- **Records supplied**
-=-=-=-=-
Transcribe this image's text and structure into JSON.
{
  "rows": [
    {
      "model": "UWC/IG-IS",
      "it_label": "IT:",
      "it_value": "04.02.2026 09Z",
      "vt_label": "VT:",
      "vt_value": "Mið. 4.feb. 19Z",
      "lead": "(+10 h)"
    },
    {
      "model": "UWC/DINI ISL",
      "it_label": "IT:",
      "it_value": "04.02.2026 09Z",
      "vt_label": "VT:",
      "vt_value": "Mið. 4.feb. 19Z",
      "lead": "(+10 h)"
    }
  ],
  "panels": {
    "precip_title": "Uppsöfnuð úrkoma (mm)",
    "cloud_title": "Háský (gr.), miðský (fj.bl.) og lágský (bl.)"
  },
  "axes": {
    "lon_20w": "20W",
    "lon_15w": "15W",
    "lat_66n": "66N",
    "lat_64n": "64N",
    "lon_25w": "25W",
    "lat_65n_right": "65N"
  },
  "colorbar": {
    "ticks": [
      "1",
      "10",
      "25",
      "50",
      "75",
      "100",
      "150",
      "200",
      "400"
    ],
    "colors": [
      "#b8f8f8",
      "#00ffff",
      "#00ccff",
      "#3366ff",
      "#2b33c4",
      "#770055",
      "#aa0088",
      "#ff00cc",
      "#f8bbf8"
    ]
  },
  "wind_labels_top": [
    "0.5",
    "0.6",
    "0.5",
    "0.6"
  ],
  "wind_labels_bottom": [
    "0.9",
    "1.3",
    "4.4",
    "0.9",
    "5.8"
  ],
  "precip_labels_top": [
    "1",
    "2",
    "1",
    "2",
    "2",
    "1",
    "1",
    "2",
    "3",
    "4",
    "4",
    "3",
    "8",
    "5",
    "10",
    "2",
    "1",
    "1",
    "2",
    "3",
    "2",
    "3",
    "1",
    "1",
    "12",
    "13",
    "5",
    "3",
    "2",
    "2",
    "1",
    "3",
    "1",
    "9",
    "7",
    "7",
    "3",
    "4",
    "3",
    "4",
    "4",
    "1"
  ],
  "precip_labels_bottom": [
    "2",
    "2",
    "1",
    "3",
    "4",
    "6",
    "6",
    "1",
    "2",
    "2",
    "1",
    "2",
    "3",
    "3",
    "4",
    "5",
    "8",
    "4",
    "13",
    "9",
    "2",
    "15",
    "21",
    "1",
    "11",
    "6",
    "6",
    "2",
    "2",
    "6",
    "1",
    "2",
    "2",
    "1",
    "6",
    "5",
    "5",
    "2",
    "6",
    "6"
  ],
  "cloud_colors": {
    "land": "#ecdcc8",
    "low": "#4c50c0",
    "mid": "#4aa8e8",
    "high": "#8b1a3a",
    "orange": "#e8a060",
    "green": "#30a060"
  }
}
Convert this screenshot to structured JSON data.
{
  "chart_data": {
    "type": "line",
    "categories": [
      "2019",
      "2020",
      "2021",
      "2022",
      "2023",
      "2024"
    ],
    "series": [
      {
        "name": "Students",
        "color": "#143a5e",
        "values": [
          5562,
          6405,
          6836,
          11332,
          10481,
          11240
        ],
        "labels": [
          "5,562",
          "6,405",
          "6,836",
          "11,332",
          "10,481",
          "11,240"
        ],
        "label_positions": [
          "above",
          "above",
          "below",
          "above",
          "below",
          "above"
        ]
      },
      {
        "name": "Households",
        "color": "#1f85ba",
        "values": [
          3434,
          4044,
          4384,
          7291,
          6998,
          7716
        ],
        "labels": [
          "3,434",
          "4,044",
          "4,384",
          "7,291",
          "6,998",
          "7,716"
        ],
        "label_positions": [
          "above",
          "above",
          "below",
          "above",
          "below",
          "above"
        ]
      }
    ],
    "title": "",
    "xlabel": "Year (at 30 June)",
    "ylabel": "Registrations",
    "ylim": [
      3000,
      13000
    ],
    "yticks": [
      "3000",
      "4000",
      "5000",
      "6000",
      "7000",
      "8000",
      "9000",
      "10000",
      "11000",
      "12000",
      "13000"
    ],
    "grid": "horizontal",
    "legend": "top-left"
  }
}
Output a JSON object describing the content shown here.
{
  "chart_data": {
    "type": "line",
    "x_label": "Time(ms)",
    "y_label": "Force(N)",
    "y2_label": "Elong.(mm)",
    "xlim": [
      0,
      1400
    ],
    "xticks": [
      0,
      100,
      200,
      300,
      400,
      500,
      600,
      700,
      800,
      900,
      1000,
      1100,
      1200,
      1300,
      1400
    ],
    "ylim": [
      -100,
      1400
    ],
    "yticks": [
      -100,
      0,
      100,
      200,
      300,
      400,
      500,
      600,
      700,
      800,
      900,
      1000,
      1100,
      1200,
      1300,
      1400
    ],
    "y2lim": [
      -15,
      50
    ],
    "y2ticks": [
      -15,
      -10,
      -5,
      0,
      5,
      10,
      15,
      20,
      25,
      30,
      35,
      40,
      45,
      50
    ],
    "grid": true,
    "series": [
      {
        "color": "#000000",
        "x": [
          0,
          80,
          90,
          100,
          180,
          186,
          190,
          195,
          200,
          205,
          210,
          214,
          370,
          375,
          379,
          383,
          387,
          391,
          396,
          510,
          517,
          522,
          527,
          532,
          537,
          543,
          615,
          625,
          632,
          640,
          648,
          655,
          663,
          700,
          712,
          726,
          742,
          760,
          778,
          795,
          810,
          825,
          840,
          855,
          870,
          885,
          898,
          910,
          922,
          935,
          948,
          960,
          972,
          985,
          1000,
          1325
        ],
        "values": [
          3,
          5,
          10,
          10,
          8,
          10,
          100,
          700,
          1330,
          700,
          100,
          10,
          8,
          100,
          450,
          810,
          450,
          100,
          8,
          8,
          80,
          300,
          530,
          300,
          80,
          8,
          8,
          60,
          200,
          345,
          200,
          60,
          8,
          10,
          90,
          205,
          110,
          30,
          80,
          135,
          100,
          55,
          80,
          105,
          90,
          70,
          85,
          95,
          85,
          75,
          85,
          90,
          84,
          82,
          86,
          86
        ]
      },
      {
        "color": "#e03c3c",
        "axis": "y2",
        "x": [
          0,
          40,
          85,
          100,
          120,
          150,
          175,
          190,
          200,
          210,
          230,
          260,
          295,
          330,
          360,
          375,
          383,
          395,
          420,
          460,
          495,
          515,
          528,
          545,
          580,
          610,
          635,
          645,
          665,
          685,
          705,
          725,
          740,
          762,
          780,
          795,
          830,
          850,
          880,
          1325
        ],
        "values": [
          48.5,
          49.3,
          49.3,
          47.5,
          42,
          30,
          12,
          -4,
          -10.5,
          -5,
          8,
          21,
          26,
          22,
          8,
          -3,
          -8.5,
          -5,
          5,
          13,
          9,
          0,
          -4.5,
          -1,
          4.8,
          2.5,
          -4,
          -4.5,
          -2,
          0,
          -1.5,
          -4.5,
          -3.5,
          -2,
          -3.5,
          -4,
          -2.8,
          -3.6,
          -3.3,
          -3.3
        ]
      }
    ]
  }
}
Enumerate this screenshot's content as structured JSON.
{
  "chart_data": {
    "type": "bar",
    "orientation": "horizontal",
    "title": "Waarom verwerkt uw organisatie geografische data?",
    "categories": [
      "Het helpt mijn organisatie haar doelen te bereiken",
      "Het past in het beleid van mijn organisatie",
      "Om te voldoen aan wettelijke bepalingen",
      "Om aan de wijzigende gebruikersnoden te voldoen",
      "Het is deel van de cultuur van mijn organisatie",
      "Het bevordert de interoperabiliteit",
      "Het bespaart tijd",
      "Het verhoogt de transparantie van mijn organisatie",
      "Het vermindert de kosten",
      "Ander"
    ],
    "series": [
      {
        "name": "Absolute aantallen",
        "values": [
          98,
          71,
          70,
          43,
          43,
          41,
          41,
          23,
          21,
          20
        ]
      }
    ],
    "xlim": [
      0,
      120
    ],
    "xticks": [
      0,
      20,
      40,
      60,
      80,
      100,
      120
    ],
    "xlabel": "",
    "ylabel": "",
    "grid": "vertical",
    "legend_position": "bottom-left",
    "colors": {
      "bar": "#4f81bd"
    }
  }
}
-=-=-=-=-
- **Written problem**
From the line holding "Enumerate this screenshot's" to the last line of the records, quote each line exactly and add nothing.

- **Solution to this problem**
Enumerate this screenshot's content as structured JSON.
{
  "chart_data": {
    "type": "bar",
    "orientation": "horizontal",
    "title": "Waarom verwerkt uw organisatie geografische data?",
    "categories": [
      "Het helpt mijn organisatie haar doelen te bereiken",
      "Het past in het beleid van mijn organisatie",
      "Om te voldoen aan wettelijke bepalingen",
      "Om aan de wijzigende gebruikersnoden te voldoen",
      "Het is deel van de cultuur van mijn organisatie",
      "Het bevordert de interoperabiliteit",
      "Het bespaart tijd",
      "Het verhoogt de transparantie van mijn organisatie",
      "Het vermindert de kosten",
      "Ander"
    ],
    "series": [
      {
        "name": "Absolute aantallen",
        "values": [
          98,
          71,
          70,
          43,
          43,
          41,
          41,
          23,
          21,
          20
        ]
      }
    ],
    "xlim": [
      0,
      120
    ],
    "xticks": [
      0,
      20,
      40,
      60,
      80,
      100,
      120
    ],
    "xlabel": "",
    "ylabel": "",
    "grid": "vertical",
    "legend_position": "bottom-left",
    "colors": {
      "bar": "#4f81bd"
    }
  }
}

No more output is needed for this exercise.